▶ Problem: Your task is to copy the material exactly.
BEGIN Data listing
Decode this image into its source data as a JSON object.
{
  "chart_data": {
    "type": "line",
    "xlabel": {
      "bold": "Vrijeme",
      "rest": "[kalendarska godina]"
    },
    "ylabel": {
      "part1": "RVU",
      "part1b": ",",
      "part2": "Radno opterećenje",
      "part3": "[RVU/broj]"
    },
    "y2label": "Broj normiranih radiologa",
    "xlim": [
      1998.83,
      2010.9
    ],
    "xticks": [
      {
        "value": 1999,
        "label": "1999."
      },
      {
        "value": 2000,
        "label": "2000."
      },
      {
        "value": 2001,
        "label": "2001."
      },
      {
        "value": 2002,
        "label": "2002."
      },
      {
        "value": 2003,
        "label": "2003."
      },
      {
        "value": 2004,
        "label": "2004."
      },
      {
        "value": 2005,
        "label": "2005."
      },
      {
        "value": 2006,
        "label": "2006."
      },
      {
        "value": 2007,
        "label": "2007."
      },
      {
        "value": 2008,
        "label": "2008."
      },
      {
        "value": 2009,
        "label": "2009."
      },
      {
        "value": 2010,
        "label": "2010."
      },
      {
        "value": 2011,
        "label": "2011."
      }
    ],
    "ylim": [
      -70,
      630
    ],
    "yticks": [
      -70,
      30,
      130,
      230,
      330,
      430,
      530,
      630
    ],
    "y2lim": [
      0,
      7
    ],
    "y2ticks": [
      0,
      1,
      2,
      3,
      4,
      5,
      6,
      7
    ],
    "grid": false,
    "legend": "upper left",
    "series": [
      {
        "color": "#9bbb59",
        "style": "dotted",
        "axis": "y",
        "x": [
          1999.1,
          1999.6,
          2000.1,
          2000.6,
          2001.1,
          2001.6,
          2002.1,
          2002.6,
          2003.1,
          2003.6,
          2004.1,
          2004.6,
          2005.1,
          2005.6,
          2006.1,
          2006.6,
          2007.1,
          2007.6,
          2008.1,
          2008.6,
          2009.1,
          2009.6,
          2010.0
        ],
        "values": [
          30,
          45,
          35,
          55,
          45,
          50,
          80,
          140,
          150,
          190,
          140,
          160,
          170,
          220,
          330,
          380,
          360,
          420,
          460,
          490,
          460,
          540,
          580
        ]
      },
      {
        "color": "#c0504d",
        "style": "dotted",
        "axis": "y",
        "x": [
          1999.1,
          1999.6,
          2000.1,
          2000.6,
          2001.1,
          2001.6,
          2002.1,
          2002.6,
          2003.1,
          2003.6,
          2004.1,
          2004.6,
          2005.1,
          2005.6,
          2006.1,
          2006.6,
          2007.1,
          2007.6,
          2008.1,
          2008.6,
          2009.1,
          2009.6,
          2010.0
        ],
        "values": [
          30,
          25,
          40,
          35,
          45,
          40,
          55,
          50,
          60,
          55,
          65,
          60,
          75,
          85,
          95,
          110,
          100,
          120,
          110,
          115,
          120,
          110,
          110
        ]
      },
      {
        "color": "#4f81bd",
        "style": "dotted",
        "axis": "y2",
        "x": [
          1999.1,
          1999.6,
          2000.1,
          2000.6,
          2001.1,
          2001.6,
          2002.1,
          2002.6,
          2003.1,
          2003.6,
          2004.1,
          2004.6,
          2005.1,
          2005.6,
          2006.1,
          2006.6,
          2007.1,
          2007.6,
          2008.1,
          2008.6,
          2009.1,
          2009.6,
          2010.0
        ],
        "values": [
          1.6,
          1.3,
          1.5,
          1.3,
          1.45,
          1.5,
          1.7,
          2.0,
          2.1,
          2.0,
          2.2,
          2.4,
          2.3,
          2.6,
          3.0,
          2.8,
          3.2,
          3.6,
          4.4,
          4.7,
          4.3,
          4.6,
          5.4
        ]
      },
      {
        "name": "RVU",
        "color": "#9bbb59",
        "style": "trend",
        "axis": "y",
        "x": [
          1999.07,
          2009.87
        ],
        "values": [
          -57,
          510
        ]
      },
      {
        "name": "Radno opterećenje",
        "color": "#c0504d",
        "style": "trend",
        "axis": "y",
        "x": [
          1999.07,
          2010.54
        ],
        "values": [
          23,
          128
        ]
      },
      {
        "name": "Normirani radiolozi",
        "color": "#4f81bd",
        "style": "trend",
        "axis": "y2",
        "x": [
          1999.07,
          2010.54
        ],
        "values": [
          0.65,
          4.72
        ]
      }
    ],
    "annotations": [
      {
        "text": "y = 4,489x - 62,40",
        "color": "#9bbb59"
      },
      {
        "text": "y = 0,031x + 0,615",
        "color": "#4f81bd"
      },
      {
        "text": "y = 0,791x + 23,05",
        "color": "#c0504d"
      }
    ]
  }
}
END Data listing
▶ Result below:
Decode this image into its source data as a JSON object.
{
  "chart_data": {
    "type": "line",
    "xlabel": {
      "bold": "Vrijeme",
      "rest": "[kalendarska godina]"
    },
    "ylabel": {
      "part1": "RVU",
      "part1b": ",",
      "part2": "Radno opterećenje",
      "part3": "[RVU/broj]"
    },
    "y2label": "Broj normiranih radiologa",
    "xlim": [
      1998.83,
      2010.9
    ],
    "xticks": [
      {
        "value": 1999,
        "label": "1999."
      },
      {
        "value": 2000,
        "label": "2000."
      },
      {
        "value": 2001,
        "label": "2001."
      },
      {
        "value": 2002,
        "label": "2002."
      },
      {
        "value": 2003,
        "label": "2003."
      },
      {
        "value": 2004,
        "label": "2004."
      },
      {
        "value": 2005,
        "label": "2005."
      },
      {
        "value": 2006,
        "label": "2006."
      },
      {
        "value": 2007,
        "label": "2007."
      },
      {
        "value": 2008,
        "label": "2008."
      },
      {
        "value": 2009,
        "label": "2009."
      },
      {
        "value": 2010,
        "label": "2010."
      },
      {
        "value": 2011,
        "label": "2011."
      }
    ],
    "ylim": [
      -70,
      630
    ],
    "yticks": [
      -70,
      30,
      130,
      230,
      330,
      430,
      530,
      630
    ],
    "y2lim": [
      0,
      7
    ],
    "y2ticks": [
      0,
      1,
      2,
      3,
      4,
      5,
      6,
      7
    ],
    "grid": false,
    "legend": "upper left",
    "series": [
      {
        "color": "#9bbb59",
        "style": "dotted",
        "axis": "y",
        "x": [
          1999.1,
          1999.6,
          2000.1,
          2000.6,
          2001.1,
          2001.6,
          2002.1,
          2002.6,
          2003.1,
          2003.6,
          2004.1,
          2004.6,
          2005.1,
          2005.6,
          2006.1,
          2006.6,
          2007.1,
          2007.6,
          2008.1,
          2008.6,
          2009.1,
          2009.6,
          2010.0
        ],
        "values": [
          30,
          45,
          35,
          55,
          45,
          50,
          80,
          140,
          150,
          190,
          140,
          160,
          170,
          220,
          330,
          380,
          360,
          420,
          460,
          490,
          460,
          540,
          580
        ]
      },
      {
        "color": "#c0504d",
        "style": "dotted",
        "axis": "y",
        "x": [
          1999.1,
          1999.6,
          2000.1,
          2000.6,
          2001.1,
          2001.6,
          2002.1,
          2002.6,
          2003.1,
          2003.6,
          2004.1,
          2004.6,
          2005.1,
          2005.6,
          2006.1,
          2006.6,
          2007.1,
          2007.6,
          2008.1,
          2008.6,
          2009.1,
          2009.6,
          2010.0
        ],
        "values": [
          30,
          25,
          40,
          35,
          45,
          40,
          55,
          50,
          60,
          55,
          65,
          60,
          75,
          85,
          95,
          110,
          100,
          120,
          110,
          115,
          120,
          110,
          110
        ]
      },
      {
        "color": "#4f81bd",
        "style": "dotted",
        "axis": "y2",
        "x": [
          1999.1,
          1999.6,
          2000.1,
          2000.6,
          2001.1,
          2001.6,
          2002.1,
          2002.6,
          2003.1,
          2003.6,
          2004.1,
          2004.6,
          2005.1,
          2005.6,
          2006.1,
          2006.6,
          2007.1,
          2007.6,
          2008.1,
          2008.6,
          2009.1,
          2009.6,
          2010.0
        ],
        "values": [
          1.6,
          1.3,
          1.5,
          1.3,
          1.45,
          1.5,
          1.7,
          2.0,
          2.1,
          2.0,
          2.2,
          2.4,
          2.3,
          2.6,
          3.0,
          2.8,
          3.2,
          3.6,
          4.4,
          4.7,
          4.3,
          4.6,
          5.4
        ]
      },
      {
        "name": "RVU",
        "color": "#9bbb59",
        "style": "trend",
        "axis": "y",
        "x": [
          1999.07,
          2009.87
        ],
        "values": [
          -57,
          510
        ]
      },
      {
        "name": "Radno opterećenje",
        "color": "#c0504d",
        "style": "trend",
        "axis": "y",
        "x": [
          1999.07,
          2010.54
        ],
        "values": [
          23,
          128
        ]
      },
      {
        "name": "Normirani radiolozi",
        "color": "#4f81bd",
        "style": "trend",
        "axis": "y2",
        "x": [
          1999.07,
          2010.54
        ],
        "values": [
          0.65,
          4.72
        ]
      }
    ],
    "annotations": [
      {
        "text": "y = 4,489x - 62,40",
        "color": "#9bbb59"
      },
      {
        "text": "y = 0,031x + 0,615",
        "color": "#4f81bd"
      },
      {
        "text": "y = 0,791x + 23,05",
        "color": "#c0504d"
      }
    ]
  }
}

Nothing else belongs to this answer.